(Data entries)

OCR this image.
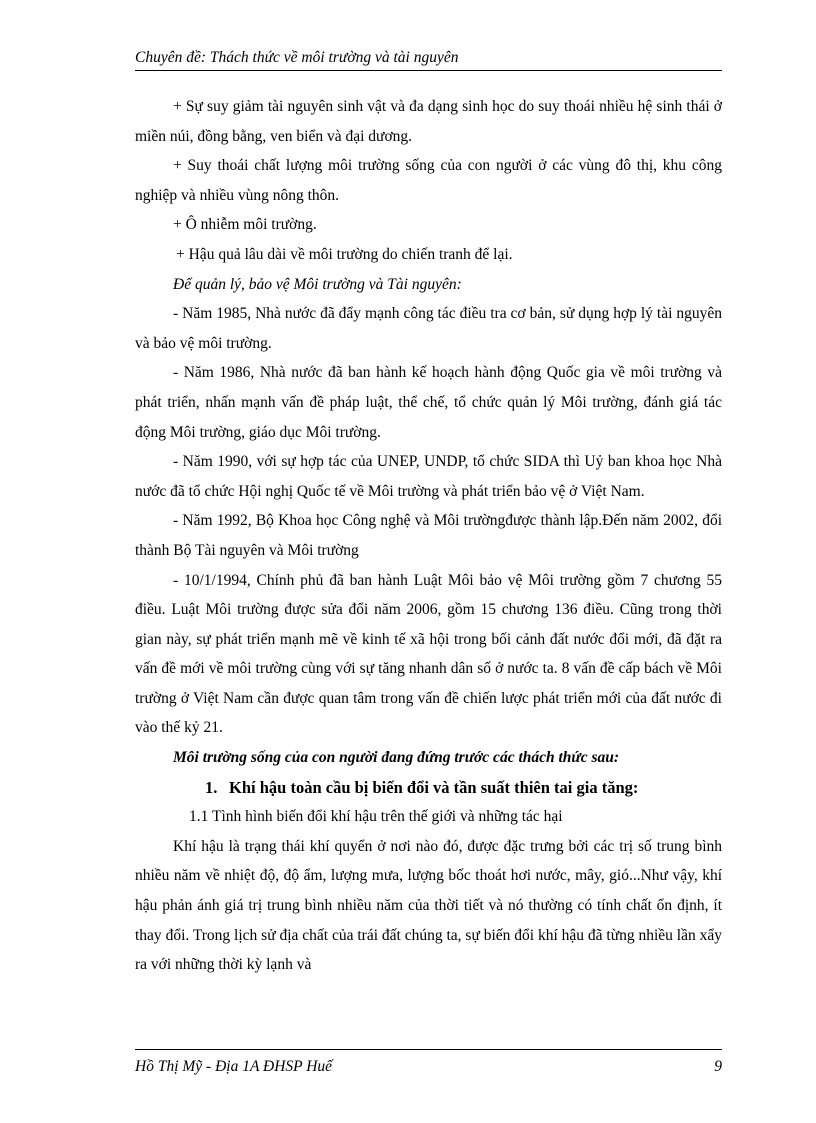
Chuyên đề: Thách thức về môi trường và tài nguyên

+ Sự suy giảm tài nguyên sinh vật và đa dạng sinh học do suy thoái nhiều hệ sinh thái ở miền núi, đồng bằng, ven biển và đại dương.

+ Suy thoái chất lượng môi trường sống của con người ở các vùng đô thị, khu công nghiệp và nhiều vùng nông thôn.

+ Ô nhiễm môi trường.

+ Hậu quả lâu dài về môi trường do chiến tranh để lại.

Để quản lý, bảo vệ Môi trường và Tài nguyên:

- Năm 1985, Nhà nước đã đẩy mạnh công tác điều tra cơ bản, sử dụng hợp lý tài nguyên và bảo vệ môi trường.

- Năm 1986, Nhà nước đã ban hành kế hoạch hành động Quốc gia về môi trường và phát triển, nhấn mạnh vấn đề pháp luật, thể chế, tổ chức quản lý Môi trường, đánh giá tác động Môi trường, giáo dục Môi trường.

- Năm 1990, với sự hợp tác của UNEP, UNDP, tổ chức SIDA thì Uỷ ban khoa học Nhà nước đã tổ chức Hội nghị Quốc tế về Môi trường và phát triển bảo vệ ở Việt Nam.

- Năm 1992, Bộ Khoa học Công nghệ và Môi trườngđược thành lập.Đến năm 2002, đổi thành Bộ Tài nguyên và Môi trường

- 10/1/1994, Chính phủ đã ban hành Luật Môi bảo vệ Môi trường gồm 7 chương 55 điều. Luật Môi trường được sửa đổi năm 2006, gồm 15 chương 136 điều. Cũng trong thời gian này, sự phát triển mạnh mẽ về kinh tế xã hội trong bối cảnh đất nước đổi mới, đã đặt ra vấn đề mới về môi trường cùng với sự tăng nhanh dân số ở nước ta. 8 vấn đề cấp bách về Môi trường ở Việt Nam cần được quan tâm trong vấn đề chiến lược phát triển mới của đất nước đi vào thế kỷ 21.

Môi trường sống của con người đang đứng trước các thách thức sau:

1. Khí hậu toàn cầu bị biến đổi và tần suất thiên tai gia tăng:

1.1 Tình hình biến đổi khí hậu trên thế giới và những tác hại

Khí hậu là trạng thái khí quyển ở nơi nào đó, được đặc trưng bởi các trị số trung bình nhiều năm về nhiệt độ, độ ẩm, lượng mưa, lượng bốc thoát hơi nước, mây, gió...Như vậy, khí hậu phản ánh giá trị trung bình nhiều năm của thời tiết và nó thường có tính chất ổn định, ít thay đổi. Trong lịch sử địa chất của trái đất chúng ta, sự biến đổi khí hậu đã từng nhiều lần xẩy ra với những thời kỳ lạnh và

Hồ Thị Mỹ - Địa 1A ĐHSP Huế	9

Given problem: Every entry must be reproduced exactly, with the images left out.

Exercise solution:
OCR this image.
Chuyên đề: Thách thức về môi trường và tài nguyên

+ Sự suy giảm tài nguyên sinh vật và đa dạng sinh học do suy thoái nhiều hệ sinh thái ở miền núi, đồng bằng, ven biển và đại dương.

+ Suy thoái chất lượng môi trường sống của con người ở các vùng đô thị, khu công nghiệp và nhiều vùng nông thôn.

+ Ô nhiễm môi trường.

+ Hậu quả lâu dài về môi trường do chiến tranh để lại.

Để quản lý, bảo vệ Môi trường và Tài nguyên:

- Năm 1985, Nhà nước đã đẩy mạnh công tác điều tra cơ bản, sử dụng hợp lý tài nguyên và bảo vệ môi trường.

- Năm 1986, Nhà nước đã ban hành kế hoạch hành động Quốc gia về môi trường và phát triển, nhấn mạnh vấn đề pháp luật, thể chế, tổ chức quản lý Môi trường, đánh giá tác động Môi trường, giáo dục Môi trường.

- Năm 1990, với sự hợp tác của UNEP, UNDP, tổ chức SIDA thì Uỷ ban khoa học Nhà nước đã tổ chức Hội nghị Quốc tế về Môi trường và phát triển bảo vệ ở Việt Nam.

- Năm 1992, Bộ Khoa học Công nghệ và Môi trườngđược thành lập.Đến năm 2002, đổi thành Bộ Tài nguyên và Môi trường

- 10/1/1994, Chính phủ đã ban hành Luật Môi bảo vệ Môi trường gồm 7 chương 55 điều. Luật Môi trường được sửa đổi năm 2006, gồm 15 chương 136 điều. Cũng trong thời gian này, sự phát triển mạnh mẽ về kinh tế xã hội trong bối cảnh đất nước đổi mới, đã đặt ra vấn đề mới về môi trường cùng với sự tăng nhanh dân số ở nước ta. 8 vấn đề cấp bách về Môi trường ở Việt Nam cần được quan tâm trong vấn đề chiến lược phát triển mới của đất nước đi vào thế kỷ 21.

Môi trường sống của con người đang đứng trước các thách thức sau:

1. Khí hậu toàn cầu bị biến đổi và tần suất thiên tai gia tăng:

1.1 Tình hình biến đổi khí hậu trên thế giới và những tác hại

Khí hậu là trạng thái khí quyển ở nơi nào đó, được đặc trưng bởi các trị số trung bình nhiều năm về nhiệt độ, độ ẩm, lượng mưa, lượng bốc thoát hơi nước, mây, gió...Như vậy, khí hậu phản ánh giá trị trung bình nhiều năm của thời tiết và nó thường có tính chất ổn định, ít thay đổi. Trong lịch sử địa chất của trái đất chúng ta, sự biến đổi khí hậu đã từng nhiều lần xẩy ra với những thời kỳ lạnh và

Hồ Thị Mỹ - Địa 1A ĐHSP Huế	9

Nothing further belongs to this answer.